■ Task prompt ■
Count each line below that has "まあ信頼している" anywhere in it. Answer with the total alone.
BEGIN Data listing
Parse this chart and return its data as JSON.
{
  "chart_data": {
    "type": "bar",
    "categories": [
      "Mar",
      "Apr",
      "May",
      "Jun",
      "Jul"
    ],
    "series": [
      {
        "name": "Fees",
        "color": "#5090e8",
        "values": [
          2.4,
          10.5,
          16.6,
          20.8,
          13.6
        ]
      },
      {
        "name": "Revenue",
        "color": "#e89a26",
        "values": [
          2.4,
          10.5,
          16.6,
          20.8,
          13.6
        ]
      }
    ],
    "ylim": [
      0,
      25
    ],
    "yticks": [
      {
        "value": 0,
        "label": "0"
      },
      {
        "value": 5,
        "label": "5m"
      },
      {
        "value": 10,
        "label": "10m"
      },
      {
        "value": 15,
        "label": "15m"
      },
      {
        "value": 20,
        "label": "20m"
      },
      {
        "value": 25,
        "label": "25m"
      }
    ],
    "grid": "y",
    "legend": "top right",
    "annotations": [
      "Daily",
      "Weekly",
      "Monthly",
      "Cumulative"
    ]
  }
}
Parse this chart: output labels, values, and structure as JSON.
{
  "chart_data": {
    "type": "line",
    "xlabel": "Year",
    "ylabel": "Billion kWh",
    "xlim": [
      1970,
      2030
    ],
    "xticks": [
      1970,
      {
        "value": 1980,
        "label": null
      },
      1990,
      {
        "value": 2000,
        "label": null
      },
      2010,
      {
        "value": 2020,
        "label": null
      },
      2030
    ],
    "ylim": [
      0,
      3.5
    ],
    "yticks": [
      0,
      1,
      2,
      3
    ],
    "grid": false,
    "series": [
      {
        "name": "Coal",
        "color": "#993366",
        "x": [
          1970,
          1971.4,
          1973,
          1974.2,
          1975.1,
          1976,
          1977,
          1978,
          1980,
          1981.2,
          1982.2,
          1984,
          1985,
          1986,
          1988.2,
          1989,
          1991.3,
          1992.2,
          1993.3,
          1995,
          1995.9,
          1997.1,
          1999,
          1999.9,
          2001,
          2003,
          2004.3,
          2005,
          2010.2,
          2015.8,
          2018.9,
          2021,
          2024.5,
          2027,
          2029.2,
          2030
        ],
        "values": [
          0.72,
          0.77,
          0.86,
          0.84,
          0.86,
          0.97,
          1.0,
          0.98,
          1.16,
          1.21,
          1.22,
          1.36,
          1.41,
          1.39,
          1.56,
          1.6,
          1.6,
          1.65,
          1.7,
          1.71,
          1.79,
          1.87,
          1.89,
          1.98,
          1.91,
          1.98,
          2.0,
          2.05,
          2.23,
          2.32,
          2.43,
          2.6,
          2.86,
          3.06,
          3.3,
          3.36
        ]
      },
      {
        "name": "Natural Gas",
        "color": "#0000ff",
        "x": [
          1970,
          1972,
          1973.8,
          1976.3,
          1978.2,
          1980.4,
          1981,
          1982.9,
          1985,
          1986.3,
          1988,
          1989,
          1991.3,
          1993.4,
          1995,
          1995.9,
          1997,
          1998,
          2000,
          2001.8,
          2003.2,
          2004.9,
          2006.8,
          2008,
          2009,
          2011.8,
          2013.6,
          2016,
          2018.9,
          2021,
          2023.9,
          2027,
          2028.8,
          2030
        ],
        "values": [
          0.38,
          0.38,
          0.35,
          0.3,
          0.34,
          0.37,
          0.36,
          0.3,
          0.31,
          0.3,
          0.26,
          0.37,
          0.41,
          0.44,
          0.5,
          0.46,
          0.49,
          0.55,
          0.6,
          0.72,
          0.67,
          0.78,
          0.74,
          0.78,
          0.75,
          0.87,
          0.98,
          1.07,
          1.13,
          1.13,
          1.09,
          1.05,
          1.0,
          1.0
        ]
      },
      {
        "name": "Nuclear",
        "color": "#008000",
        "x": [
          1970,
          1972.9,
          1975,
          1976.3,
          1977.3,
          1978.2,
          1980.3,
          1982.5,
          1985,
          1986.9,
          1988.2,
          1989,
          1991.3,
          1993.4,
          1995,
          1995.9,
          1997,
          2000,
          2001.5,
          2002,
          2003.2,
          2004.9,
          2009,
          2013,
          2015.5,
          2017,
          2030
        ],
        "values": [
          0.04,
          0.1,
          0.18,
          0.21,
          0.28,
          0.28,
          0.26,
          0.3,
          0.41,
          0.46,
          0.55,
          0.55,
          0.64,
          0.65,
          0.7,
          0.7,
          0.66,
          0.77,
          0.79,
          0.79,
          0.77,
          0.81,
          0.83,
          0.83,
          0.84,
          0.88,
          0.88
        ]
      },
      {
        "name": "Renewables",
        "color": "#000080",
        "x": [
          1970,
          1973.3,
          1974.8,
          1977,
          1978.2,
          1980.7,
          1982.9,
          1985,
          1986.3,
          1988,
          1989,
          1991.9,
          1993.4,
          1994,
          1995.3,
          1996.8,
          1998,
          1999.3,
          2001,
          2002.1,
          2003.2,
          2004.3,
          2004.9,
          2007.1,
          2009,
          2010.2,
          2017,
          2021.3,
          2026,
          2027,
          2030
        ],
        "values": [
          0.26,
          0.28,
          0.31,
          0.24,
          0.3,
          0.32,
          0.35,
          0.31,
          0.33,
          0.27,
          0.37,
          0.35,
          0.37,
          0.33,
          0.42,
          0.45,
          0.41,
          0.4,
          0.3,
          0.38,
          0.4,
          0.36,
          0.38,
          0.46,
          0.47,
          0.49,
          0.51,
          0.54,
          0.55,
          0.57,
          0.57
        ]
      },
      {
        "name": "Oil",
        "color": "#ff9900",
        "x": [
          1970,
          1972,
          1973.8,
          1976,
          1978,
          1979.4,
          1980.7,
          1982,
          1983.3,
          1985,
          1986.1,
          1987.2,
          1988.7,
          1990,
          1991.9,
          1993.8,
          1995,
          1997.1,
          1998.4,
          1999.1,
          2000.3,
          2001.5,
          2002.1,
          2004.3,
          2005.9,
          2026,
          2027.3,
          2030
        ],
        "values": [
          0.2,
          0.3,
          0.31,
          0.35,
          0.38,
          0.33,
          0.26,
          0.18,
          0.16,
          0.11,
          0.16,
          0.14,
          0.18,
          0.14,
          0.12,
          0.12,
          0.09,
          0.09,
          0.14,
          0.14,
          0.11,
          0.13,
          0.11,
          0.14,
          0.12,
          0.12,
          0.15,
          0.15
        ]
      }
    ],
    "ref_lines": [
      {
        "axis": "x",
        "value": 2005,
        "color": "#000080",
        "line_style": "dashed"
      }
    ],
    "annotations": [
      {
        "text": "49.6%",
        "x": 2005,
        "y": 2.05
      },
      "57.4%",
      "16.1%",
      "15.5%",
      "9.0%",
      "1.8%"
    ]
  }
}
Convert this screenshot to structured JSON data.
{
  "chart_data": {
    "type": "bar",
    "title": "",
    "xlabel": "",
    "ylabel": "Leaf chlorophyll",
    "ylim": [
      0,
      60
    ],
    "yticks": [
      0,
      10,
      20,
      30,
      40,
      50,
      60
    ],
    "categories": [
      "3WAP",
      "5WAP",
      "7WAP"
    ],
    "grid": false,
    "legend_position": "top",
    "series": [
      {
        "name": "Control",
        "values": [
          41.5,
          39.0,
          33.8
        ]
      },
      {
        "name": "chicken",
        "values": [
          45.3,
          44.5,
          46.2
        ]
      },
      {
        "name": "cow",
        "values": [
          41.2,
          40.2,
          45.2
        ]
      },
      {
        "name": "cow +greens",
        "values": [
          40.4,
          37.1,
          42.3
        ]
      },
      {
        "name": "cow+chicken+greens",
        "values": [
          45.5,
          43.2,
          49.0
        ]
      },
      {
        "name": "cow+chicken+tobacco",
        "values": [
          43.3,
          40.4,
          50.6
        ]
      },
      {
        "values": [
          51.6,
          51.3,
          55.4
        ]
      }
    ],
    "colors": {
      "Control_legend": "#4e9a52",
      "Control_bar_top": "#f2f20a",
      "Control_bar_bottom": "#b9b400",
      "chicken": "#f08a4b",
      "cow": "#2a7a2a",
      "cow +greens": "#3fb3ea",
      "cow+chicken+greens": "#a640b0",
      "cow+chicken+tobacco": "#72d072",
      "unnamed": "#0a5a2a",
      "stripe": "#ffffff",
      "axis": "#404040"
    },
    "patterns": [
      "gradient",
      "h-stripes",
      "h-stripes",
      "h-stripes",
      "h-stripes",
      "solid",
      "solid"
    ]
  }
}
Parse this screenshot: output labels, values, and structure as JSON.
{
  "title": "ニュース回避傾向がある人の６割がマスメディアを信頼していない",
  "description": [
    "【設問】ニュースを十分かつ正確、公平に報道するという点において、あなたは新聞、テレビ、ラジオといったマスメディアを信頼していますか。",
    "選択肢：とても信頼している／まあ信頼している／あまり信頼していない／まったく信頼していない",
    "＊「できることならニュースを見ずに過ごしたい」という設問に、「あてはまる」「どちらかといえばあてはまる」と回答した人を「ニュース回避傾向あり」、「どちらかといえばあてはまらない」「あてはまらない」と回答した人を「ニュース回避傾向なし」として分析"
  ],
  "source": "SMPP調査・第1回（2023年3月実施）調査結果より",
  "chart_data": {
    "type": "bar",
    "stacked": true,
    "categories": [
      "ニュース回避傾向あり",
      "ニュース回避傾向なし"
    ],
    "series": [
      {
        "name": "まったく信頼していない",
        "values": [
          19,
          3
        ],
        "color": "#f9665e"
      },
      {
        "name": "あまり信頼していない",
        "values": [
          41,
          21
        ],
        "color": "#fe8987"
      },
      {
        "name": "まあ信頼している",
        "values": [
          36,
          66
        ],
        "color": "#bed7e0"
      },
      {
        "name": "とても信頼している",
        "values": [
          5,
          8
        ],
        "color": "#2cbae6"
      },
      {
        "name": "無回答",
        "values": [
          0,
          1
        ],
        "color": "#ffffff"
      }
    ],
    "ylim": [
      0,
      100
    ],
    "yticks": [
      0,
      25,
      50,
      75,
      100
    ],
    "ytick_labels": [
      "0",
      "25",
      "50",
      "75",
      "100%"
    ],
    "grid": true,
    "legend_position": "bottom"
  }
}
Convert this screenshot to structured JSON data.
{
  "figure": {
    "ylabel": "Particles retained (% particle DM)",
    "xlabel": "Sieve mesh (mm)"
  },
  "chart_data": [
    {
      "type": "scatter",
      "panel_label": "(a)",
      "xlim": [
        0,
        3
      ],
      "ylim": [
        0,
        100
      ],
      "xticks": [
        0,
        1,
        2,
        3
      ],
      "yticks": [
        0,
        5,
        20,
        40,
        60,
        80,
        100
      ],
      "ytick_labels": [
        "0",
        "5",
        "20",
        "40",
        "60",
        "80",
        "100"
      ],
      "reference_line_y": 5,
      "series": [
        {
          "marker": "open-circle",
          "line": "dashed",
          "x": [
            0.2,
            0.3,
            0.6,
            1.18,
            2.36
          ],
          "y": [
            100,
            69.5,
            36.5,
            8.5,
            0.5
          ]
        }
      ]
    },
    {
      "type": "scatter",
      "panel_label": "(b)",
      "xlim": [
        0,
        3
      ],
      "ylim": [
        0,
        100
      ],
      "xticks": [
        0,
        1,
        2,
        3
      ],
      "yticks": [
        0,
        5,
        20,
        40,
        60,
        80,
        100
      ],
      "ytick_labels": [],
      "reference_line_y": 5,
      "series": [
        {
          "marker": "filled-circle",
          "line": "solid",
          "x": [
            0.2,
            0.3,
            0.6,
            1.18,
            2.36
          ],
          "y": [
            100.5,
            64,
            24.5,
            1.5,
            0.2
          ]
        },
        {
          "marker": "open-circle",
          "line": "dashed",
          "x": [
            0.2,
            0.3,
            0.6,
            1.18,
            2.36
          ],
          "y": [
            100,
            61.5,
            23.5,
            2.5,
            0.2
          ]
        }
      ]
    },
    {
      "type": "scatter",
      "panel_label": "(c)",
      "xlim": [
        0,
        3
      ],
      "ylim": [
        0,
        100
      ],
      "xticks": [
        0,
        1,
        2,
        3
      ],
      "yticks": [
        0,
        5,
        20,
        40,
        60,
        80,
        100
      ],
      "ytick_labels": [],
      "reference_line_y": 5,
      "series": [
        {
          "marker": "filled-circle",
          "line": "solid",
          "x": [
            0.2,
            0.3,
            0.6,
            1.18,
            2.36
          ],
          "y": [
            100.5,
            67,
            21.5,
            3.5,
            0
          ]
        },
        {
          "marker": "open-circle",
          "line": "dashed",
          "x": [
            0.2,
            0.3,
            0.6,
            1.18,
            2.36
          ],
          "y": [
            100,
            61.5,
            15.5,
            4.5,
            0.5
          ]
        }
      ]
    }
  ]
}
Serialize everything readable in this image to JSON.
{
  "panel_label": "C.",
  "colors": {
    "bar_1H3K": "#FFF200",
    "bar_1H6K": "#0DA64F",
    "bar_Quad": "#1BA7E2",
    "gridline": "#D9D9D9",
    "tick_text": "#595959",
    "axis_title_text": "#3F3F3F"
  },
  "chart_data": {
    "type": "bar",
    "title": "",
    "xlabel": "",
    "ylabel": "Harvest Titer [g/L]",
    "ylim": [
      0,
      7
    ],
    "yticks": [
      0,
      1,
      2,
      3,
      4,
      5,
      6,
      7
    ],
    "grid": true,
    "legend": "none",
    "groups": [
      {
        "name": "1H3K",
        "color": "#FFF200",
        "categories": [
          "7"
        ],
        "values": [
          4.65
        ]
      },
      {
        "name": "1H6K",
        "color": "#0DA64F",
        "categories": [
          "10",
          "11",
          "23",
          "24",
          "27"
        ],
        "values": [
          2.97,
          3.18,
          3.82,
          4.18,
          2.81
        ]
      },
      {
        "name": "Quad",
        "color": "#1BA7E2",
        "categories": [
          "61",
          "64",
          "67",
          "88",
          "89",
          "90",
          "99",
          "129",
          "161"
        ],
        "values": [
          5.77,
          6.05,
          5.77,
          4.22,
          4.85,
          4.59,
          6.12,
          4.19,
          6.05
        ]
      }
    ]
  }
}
END Data listing
■ Solved problem ■
2